Data rows »
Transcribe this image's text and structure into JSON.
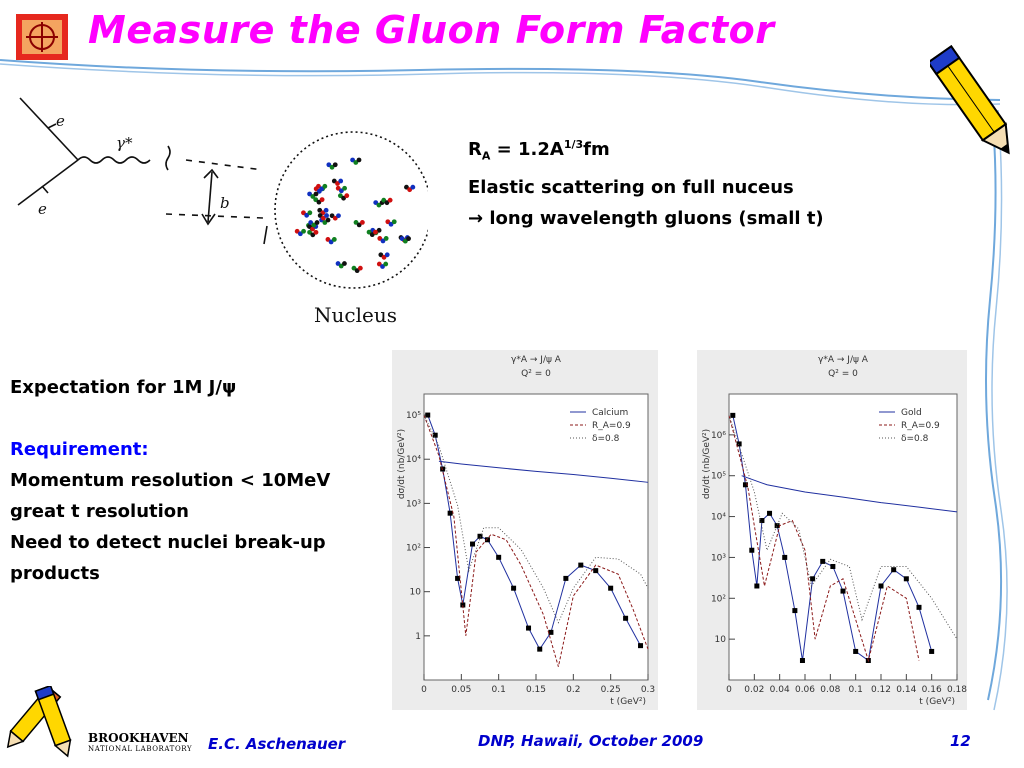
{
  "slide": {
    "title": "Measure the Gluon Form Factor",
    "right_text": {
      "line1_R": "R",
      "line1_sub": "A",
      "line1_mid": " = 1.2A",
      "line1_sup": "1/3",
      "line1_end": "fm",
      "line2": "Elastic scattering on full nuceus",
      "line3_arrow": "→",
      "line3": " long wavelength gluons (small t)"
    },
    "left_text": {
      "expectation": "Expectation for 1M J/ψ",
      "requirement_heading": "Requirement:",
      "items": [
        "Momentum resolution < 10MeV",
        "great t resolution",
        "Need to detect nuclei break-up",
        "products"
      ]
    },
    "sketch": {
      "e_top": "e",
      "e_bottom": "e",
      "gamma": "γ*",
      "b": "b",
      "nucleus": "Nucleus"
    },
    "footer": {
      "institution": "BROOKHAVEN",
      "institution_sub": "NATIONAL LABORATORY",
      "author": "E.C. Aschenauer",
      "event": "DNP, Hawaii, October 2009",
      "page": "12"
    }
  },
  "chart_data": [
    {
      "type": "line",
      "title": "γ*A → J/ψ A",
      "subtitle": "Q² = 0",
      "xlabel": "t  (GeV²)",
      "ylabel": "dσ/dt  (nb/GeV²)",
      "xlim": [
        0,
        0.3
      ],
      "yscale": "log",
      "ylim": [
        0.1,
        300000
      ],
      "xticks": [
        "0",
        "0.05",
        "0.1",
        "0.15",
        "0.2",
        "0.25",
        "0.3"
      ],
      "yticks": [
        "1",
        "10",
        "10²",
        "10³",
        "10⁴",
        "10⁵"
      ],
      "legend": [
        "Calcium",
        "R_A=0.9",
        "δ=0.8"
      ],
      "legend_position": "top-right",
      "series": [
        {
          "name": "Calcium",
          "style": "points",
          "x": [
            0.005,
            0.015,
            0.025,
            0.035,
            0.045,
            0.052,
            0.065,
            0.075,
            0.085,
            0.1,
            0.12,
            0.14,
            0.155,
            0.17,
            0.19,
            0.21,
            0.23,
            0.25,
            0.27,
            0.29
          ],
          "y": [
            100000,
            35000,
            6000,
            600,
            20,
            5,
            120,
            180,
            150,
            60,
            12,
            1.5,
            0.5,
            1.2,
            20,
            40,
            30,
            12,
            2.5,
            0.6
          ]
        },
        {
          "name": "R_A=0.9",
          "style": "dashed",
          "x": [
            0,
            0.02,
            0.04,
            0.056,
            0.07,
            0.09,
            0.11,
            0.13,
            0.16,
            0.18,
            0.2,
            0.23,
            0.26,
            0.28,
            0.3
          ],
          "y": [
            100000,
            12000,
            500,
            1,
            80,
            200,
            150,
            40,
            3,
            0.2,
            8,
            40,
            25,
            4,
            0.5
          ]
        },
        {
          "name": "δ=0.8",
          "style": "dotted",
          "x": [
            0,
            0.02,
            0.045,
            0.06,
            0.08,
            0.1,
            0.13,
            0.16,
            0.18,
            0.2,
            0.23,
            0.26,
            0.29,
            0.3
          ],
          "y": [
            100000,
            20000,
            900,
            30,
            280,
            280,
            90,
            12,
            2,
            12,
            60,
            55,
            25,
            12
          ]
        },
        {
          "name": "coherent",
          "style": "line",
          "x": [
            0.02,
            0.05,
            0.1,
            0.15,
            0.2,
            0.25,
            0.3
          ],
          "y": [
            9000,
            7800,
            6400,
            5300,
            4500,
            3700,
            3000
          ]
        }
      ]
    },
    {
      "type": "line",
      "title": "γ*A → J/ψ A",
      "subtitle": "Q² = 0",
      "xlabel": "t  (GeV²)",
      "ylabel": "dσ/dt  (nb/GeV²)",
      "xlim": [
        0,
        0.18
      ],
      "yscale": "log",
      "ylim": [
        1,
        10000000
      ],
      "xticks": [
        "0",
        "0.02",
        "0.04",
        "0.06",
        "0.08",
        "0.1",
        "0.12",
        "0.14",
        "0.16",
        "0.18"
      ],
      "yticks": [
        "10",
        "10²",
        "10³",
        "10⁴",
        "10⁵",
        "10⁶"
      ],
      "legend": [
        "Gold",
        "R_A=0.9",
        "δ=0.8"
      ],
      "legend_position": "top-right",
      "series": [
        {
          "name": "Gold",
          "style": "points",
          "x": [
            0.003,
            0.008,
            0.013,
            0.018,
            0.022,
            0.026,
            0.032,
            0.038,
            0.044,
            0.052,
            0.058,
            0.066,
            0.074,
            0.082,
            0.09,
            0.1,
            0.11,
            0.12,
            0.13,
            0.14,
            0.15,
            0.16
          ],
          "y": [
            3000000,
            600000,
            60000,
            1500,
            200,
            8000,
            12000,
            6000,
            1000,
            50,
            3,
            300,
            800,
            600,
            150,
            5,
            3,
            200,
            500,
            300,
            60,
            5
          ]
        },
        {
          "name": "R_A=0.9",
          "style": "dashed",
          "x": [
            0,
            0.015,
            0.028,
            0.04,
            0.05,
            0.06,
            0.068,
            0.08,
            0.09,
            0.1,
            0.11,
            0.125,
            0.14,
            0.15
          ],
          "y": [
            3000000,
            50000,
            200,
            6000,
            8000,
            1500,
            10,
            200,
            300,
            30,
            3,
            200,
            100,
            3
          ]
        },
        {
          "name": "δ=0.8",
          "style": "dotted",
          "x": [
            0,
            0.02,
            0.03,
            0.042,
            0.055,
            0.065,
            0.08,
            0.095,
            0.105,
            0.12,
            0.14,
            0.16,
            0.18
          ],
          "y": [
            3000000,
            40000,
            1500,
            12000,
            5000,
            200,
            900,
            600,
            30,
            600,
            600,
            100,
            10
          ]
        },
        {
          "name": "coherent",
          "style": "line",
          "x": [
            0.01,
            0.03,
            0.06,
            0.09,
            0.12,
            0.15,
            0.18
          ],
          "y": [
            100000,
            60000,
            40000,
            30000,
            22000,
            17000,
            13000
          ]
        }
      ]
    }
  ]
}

==

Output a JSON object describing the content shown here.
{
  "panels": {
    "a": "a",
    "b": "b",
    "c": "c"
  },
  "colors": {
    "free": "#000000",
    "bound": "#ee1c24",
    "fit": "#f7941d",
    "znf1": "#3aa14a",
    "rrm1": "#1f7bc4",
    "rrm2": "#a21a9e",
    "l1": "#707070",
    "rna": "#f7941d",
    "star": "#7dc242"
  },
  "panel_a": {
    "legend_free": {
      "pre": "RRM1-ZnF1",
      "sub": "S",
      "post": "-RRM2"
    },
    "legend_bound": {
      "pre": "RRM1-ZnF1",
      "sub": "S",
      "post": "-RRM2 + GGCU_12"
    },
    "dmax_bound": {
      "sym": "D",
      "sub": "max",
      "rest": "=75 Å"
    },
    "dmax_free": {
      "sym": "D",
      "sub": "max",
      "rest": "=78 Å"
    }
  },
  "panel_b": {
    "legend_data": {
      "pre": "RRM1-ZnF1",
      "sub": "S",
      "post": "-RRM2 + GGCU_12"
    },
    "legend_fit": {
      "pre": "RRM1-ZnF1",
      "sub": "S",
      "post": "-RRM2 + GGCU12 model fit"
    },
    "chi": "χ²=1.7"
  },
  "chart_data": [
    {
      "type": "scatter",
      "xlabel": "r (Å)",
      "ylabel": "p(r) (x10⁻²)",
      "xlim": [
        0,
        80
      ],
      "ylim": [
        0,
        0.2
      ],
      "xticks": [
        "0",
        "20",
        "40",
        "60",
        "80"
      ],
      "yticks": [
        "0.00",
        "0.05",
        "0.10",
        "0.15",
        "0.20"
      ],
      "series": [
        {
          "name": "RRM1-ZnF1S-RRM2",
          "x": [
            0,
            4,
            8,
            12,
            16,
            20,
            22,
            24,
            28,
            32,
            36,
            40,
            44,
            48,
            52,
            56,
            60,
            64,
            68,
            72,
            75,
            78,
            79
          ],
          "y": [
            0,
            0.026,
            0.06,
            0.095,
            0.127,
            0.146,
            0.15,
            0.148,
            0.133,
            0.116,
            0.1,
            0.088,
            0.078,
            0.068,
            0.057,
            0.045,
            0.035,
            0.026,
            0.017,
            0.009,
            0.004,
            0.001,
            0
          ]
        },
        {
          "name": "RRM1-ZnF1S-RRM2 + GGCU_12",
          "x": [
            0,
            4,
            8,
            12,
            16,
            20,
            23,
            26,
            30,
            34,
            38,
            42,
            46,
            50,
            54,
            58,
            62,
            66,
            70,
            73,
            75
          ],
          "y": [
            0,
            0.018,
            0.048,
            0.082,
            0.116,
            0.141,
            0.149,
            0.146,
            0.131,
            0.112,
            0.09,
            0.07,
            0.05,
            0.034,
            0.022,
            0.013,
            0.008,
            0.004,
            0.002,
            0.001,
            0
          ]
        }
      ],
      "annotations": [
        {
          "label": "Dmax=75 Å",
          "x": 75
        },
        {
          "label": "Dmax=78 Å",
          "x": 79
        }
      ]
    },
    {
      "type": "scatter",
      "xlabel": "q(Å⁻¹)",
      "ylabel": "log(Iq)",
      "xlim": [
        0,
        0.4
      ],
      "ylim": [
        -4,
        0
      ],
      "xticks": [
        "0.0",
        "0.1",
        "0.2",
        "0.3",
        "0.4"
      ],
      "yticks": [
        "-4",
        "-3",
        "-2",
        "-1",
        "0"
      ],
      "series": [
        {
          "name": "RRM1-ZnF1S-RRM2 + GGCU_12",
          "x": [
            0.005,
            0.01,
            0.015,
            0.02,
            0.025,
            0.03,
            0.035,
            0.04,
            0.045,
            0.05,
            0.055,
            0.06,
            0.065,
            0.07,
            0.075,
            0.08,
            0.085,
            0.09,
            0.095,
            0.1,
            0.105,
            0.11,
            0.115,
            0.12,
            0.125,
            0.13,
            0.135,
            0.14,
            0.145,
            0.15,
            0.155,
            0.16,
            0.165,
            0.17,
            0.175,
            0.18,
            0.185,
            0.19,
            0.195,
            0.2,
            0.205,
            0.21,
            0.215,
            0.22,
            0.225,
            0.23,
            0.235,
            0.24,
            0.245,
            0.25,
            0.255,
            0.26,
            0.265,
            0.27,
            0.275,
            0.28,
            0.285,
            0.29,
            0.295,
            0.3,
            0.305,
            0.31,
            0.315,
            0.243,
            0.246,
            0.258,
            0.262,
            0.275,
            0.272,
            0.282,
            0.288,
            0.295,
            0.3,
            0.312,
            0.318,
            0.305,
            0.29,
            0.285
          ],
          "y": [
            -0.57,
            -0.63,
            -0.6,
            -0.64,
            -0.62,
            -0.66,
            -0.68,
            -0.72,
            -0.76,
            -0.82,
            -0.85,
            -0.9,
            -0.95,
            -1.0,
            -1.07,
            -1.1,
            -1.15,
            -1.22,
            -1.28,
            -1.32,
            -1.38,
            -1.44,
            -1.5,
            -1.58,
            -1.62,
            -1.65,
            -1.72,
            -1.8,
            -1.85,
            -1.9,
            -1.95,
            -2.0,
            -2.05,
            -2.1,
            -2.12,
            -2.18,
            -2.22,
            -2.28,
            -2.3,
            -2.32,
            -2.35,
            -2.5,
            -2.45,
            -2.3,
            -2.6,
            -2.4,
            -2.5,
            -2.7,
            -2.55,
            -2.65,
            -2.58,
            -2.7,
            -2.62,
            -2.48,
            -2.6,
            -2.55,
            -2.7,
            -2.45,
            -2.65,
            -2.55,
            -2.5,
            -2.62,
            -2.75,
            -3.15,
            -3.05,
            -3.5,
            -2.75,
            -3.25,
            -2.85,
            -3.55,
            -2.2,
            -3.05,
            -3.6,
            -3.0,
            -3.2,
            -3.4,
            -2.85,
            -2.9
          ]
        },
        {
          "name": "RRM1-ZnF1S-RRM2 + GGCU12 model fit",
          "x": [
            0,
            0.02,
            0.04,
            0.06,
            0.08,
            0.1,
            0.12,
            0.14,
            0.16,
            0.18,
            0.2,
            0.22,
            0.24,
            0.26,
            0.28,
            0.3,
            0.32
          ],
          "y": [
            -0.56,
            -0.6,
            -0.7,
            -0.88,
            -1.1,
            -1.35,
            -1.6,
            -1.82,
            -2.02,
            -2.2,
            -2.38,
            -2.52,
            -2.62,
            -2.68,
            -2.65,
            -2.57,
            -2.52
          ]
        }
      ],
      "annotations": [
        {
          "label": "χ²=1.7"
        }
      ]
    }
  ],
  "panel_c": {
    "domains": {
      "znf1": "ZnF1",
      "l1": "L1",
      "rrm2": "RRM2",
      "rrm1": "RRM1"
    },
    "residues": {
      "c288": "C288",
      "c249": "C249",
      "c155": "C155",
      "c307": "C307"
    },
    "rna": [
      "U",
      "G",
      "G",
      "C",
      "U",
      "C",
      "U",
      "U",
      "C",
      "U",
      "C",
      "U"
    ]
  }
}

---

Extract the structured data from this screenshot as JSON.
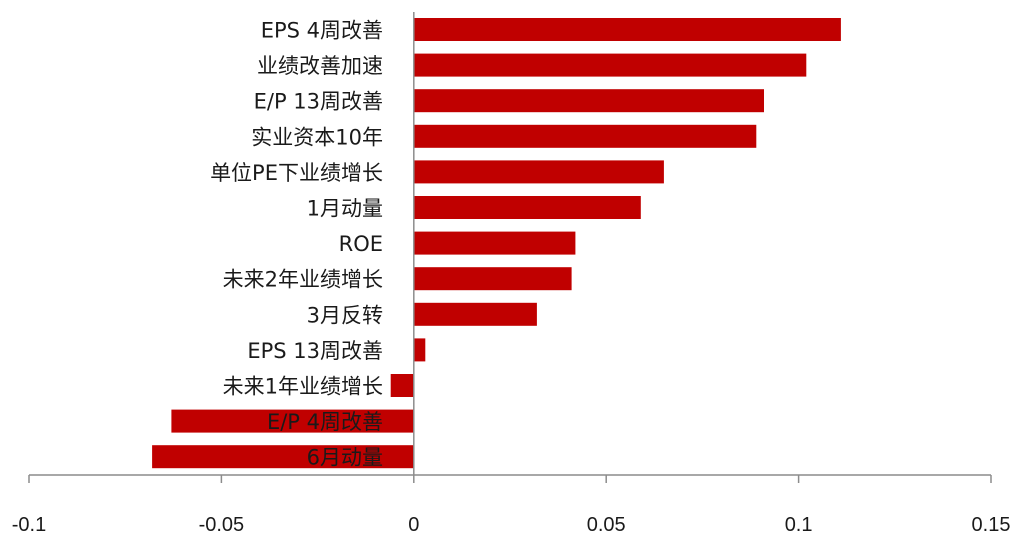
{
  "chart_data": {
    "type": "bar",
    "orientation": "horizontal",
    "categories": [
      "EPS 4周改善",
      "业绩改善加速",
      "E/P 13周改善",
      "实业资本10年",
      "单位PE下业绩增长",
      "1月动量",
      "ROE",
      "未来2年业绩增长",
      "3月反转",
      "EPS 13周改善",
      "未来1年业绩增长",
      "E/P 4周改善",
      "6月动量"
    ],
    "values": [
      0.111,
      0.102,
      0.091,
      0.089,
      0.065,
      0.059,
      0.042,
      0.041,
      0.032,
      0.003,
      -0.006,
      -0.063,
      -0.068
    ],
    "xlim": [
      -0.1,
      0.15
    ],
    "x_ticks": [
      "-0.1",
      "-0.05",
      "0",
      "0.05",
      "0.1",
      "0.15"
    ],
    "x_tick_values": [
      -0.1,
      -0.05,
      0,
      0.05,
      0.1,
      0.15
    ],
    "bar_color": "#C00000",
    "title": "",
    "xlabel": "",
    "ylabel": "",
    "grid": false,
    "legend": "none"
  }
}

What needs to be done » Tally how many lines of the records hold the word "resolution". Answer with the number only.

Answer to this problem » 2